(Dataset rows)
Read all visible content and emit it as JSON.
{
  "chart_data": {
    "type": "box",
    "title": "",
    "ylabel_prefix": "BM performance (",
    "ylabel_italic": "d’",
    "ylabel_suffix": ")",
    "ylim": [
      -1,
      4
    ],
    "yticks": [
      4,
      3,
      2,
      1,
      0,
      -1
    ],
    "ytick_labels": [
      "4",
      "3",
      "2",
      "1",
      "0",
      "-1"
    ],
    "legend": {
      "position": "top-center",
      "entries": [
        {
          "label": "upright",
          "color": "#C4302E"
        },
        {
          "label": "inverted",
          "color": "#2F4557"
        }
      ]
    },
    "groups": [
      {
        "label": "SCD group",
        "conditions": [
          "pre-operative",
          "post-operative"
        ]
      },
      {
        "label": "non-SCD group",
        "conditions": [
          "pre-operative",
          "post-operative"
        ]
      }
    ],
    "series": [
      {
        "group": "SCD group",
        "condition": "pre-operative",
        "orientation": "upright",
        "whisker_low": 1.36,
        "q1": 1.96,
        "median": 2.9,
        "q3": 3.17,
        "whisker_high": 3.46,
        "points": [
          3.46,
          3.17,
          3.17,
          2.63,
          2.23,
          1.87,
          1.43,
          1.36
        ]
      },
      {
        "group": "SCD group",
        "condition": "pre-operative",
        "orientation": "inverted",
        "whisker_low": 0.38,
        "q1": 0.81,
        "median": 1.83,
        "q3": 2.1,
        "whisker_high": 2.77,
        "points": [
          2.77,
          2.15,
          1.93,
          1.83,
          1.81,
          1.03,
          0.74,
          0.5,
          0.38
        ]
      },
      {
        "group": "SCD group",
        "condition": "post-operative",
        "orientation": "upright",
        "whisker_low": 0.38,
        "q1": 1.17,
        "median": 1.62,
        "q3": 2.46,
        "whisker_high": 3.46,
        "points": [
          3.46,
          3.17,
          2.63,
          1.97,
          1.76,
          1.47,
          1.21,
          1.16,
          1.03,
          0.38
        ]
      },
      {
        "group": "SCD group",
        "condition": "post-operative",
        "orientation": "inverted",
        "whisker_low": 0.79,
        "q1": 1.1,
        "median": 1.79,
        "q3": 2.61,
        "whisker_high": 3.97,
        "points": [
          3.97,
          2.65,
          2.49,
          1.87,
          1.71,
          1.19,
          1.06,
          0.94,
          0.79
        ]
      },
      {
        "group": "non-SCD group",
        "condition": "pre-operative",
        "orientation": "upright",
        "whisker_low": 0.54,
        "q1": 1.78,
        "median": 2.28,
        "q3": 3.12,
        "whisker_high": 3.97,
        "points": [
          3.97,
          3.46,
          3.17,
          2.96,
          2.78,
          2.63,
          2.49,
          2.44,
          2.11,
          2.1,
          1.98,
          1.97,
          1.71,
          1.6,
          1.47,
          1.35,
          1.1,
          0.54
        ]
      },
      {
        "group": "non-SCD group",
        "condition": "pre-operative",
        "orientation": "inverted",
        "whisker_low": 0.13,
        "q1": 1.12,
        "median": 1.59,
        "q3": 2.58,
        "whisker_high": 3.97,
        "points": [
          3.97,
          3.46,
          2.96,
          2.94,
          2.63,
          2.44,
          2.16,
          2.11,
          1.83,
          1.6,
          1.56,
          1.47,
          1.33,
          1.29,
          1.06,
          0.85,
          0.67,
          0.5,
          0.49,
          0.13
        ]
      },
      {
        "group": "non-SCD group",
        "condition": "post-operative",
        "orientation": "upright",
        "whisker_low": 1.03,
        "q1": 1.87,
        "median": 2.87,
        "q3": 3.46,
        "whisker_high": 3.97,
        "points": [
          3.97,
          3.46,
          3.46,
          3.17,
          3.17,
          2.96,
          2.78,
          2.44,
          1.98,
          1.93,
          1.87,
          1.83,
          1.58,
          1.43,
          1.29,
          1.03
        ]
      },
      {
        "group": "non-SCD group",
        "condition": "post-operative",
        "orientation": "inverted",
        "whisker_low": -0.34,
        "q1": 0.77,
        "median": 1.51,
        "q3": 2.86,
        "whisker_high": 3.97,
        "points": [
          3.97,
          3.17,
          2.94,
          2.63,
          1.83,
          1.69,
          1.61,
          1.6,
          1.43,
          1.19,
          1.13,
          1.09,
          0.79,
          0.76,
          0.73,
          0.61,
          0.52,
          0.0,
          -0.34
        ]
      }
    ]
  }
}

-- What to work on --
Using the listing above, pick out each line that contains the word "median", then copy it.

-- Task output --
        "median": 2.9,
        "median": 1.83,
        "median": 1.62,
        "median": 1.79,
        "median": 2.28,
        "median": 1.59,
        "median": 2.87,
        "median": 1.51,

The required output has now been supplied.